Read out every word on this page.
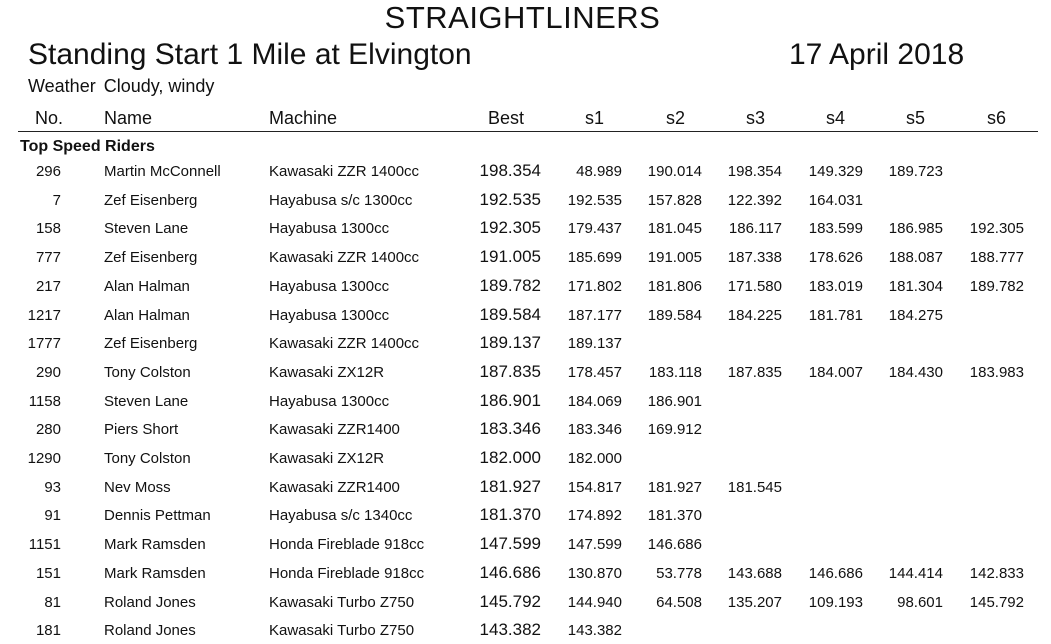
STRAIGHTLINERS
Standing Start 1 Mile at Elvington	17 April 2018
Weather Cloudy, windy
No. Name	Machine	Best	s1	s2	s3	s4	s5	s6
Top Speed Riders
296	Martin McConnell	Kawasaki ZZR 1400cc	198.354 48.989 190.014 198.354 149.329 189.723
7	Zef Eisenberg	Hayabusa s/c 1300cc	192.535 192.535 157.828 122.392 164.031
158	Steven Lane	Hayabusa 1300cc	192.305 179.437 181.045 186.117 183.599 186.985 192.305
777	Zef Eisenberg	Kawasaki ZZR 1400cc	191.005 185.699 191.005 187.338 178.626 188.087 188.777
217	Alan Halman	Hayabusa 1300cc	189.782 171.802 181.806 171.580 183.019 181.304 189.782
1217	Alan Halman	Hayabusa 1300cc	189.584 187.177 189.584 184.225 181.781 184.275
1777	Zef Eisenberg	Kawasaki ZZR 1400cc	189.137 189.137
290	Tony Colston	Kawasaki ZX12R	187.835 178.457 183.118 187.835 184.007 184.430 183.983
1158	Steven Lane	Hayabusa 1300cc	186.901 184.069 186.901
280	Piers Short	Kawasaki ZZR1400	183.346 183.346 169.912
1290	Tony Colston	Kawasaki ZX12R	182.000 182.000
93	Nev Moss	Kawasaki ZZR1400	181.927 154.817 181.927 181.545
91	Dennis Pettman	Hayabusa s/c 1340cc	181.370 174.892 181.370
1151	Mark Ramsden	Honda Fireblade 918cc	147.599 147.599 146.686
151	Mark Ramsden	Honda Fireblade 918cc	146.686 130.870 53.778 143.688 146.686 144.414 142.833
81	Roland Jones	Kawasaki Turbo Z750	145.792 144.940 64.508 135.207 109.193 98.601 145.792
181	Roland Jones	Kawasaki Turbo Z750	143.382 143.382
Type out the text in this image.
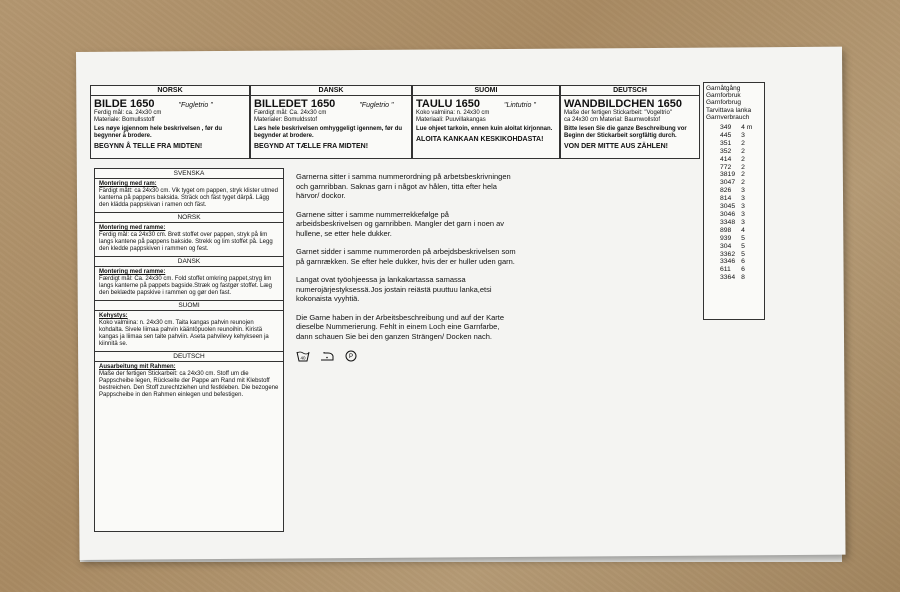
NORSK
BILDE 1650	"Fugletrio "
Ferdig mål: ca. 24x30 cm
Materiale: Bomullsstoff
Les nøye igjennom hele beskrivelsen , før du begynner å brodere.
BEGYNN Å TELLE FRA MIDTEN!
DANSK
BILLEDET 1650	"Fugletrio "
Færdigt mål: Ca. 24x30 cm
Materialer: Bomuldsstof
Læs hele beskrivelsen omhyggeligt igennem, før du begynder at brodere.
BEGYND AT TÆLLE FRA MIDTEN!
SUOMI
TAULU 1650	"Lintutrio "
Koko valmiina: n. 24x30 cm
Materiaali: Puuvillakangas
Lue ohjeet tarkoin, ennen kuin aloitat kirjonnan.
ALOITA KANKAAN KESKIKOHDASTA!
DEUTSCH
WANDBILDCHEN 1650
Maße der fertigen Stickarbeit: "Vogeltrio"
ca 24x30 cm Material: Baumwollstof
Bitte lesen Sie die ganze Beschreibung vor Beginn der Stickarbeit sorgfältig durch.
VON DER MITTE AUS ZÄHLEN!
SVENSKA
Montering med ram:
Färdigt mått: ca 24x30 cm. Vik tyget om pappen, stryk klister utmed kanterna på pappens baksida. Sträck och fäst tyget därpå. Lägg den klädda pappskivan i ramen och fäst.
NORSK
Montering med ramme:
Ferdig mål: ca 24x30 cm. Brett stoffet over pappen, stryk på lim langs kantene på pappens bakside. Strekk og lim stoffet på. Legg den kledde pappskiven i rammen og fest.
DANSK
Montering med ramme:
Færdigt mål: Ca. 24x30 cm. Fold stoffet omkring pappet,stryg lim langs kanterne på pappets bagside.Stræk og fastgør stoffet. Læg den beklædte papskive i rammen og gør den fast.
SUOMI
Kehystys:
Koko valmiina: n. 24x30 cm. Taita kangas pahvin reunojen kohdalta. Sivele liimaa pahvin kääntöpuolen reunoihin. Kiristä kangas ja liimaa sen taite pahviin. Aseta pahvilevy kehykseen ja kiinnitä se.
DEUTSCH
Ausarbeitung mit Rahmen:
Maße der fertigen Stickarbeit: ca 24x30 cm. Stoff um die Pappscheibe legen, Rückseite der Pappe am Rand mit Klebstoff bestreichen. Den Stoff zurechtziehen und festkleben. Die bezogene Pappscheibe in den Rahmen einlegen und befestigen.

Garnerna sitter i samma nummerordning på arbetsbeskrivningen och garnribban. Saknas garn i något av hålen, titta efter hela härvor/ dockor.

Garnene sitter i samme nummerrekkefølge på arbeidsbeskrivelsen og garnribben. Mangler det garn i noen av hullene, se etter hele dukker.

Garnet sidder i samme nummerorden på arbejdsbeskrivelsen som på garnrækken. Se efter hele dukker, hvis der er huller uden garn.

Langat ovat työohjeessa ja lankakartassa samassa numerojärjestyksessä.Jos jostain reiästä puuttuu lanka,etsi kokonaista vyyhtiä.

Die Garne haben in der Arbeitsbeschreibung und auf der Karte dieselbe Nummerierung. Fehlt in einem Loch eine Garnfarbe, dann schauen Sie bei den ganzen Strängen/ Docken nach.

40	P
Garnåtgång
Garnforbruk
Garnforbrug
Tarvittava lanka
Garnverbrauch
349	4 m
445	3
351	2
352	2
414	2
772	2
3819	2
3047	2
826	3
814	3
3045	3
3046	3
3348	3
898	4
939	5
304	5
3362	5
3346	6
611	6
3364	8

^^^^

Repeat the listing verbatim. Skip the pictures.

■ **EXPECTED ANSWER**
Read out every word on this page.
STRAIGHTLINERS
Standing Start 1 Mile at Elvington	17 April 2018
Weather Cloudy, windy
No. Name	Machine	Best	s1	s2	s3	s4	s5	s6
Top Speed Riders
296	Martin McConnell	Kawasaki ZZR 1400cc	198.354 48.989 190.014 198.354 149.329 189.723
7	Zef Eisenberg	Hayabusa s/c 1300cc	192.535 192.535 157.828 122.392 164.031
158	Steven Lane	Hayabusa 1300cc	192.305 179.437 181.045 186.117 183.599 186.985 192.305
777	Zef Eisenberg	Kawasaki ZZR 1400cc	191.005 185.699 191.005 187.338 178.626 188.087 188.777
217	Alan Halman	Hayabusa 1300cc	189.782 171.802 181.806 171.580 183.019 181.304 189.782
1217	Alan Halman	Hayabusa 1300cc	189.584 187.177 189.584 184.225 181.781 184.275
1777	Zef Eisenberg	Kawasaki ZZR 1400cc	189.137 189.137
290	Tony Colston	Kawasaki ZX12R	187.835 178.457 183.118 187.835 184.007 184.430 183.983
1158	Steven Lane	Hayabusa 1300cc	186.901 184.069 186.901
280	Piers Short	Kawasaki ZZR1400	183.346 183.346 169.912
1290	Tony Colston	Kawasaki ZX12R	182.000 182.000
93	Nev Moss	Kawasaki ZZR1400	181.927 154.817 181.927 181.545
91	Dennis Pettman	Hayabusa s/c 1340cc	181.370 174.892 181.370
1151	Mark Ramsden	Honda Fireblade 918cc	147.599 147.599 146.686
151	Mark Ramsden	Honda Fireblade 918cc	146.686 130.870 53.778 143.688 146.686 144.414 142.833
81	Roland Jones	Kawasaki Turbo Z750	145.792 144.940 64.508 135.207 109.193 98.601 145.792
181	Roland Jones	Kawasaki Turbo Z750	143.382 143.382
Type out the text in this image.
NORSK
BILDE 1650	"Fugletrio "
Ferdig mål: ca. 24x30 cm
Materiale: Bomullsstoff
Les nøye igjennom hele beskrivelsen , før du begynner å brodere.
BEGYNN Å TELLE FRA MIDTEN!
DANSK
BILLEDET 1650	"Fugletrio "
Færdigt mål: Ca. 24x30 cm
Materialer: Bomuldsstof
Læs hele beskrivelsen omhyggeligt igennem, før du begynder at brodere.
BEGYND AT TÆLLE FRA MIDTEN!
SUOMI
TAULU 1650	"Lintutrio "
Koko valmiina: n. 24x30 cm
Materiaali: Puuvillakangas
Lue ohjeet tarkoin, ennen kuin aloitat kirjonnan.
ALOITA KANKAAN KESKIKOHDASTA!
DEUTSCH
WANDBILDCHEN 1650
Maße der fertigen Stickarbeit: "Vogeltrio"
ca 24x30 cm Material: Baumwollstof
Bitte lesen Sie die ganze Beschreibung vor Beginn der Stickarbeit sorgfältig durch.
VON DER MITTE AUS ZÄHLEN!
SVENSKA
Montering med ram:
Färdigt mått: ca 24x30 cm. Vik tyget om pappen, stryk klister utmed kanterna på pappens baksida. Sträck och fäst tyget därpå. Lägg den klädda pappskivan i ramen och fäst.
NORSK
Montering med ramme:
Ferdig mål: ca 24x30 cm. Brett stoffet over pappen, stryk på lim langs kantene på pappens bakside. Strekk og lim stoffet på. Legg den kledde pappskiven i rammen og fest.
DANSK
Montering med ramme:
Færdigt mål: Ca. 24x30 cm. Fold stoffet omkring pappet,stryg lim langs kanterne på pappets bagside.Stræk og fastgør stoffet. Læg den beklædte papskive i rammen og gør den fast.
SUOMI
Kehystys:
Koko valmiina: n. 24x30 cm. Taita kangas pahvin reunojen kohdalta. Sivele liimaa pahvin kääntöpuolen reunoihin. Kiristä kangas ja liimaa sen taite pahviin. Aseta pahvilevy kehykseen ja kiinnitä se.
DEUTSCH
Ausarbeitung mit Rahmen:
Maße der fertigen Stickarbeit: ca 24x30 cm. Stoff um die Pappscheibe legen, Rückseite der Pappe am Rand mit Klebstoff bestreichen. Den Stoff zurechtziehen und festkleben. Die bezogene Pappscheibe in den Rahmen einlegen und befestigen.

Garnerna sitter i samma nummerordning på arbetsbeskrivningen och garnribban. Saknas garn i något av hålen, titta efter hela härvor/ dockor.

Garnene sitter i samme nummerrekkefølge på arbeidsbeskrivelsen og garnribben. Mangler det garn i noen av hullene, se etter hele dukker.

Garnet sidder i samme nummerorden på arbejdsbeskrivelsen som på garnrækken. Se efter hele dukker, hvis der er huller uden garn.

Langat ovat työohjeessa ja lankakartassa samassa numerojärjestyksessä.Jos jostain reiästä puuttuu lanka,etsi kokonaista vyyhtiä.

Die Garne haben in der Arbeitsbeschreibung und auf der Karte dieselbe Nummerierung. Fehlt in einem Loch eine Garnfarbe, dann schauen Sie bei den ganzen Strängen/ Docken nach.

40	P
Garnåtgång
Garnforbruk
Garnforbrug
Tarvittava lanka
Garnverbrauch
349	4 m
445	3
351	2
352	2
414	2
772	2
3819	2
3047	2
826	3
814	3
3045	3
3046	3
3348	3
898	4
939	5
304	5
3362	5
3346	6
611	6
3364	8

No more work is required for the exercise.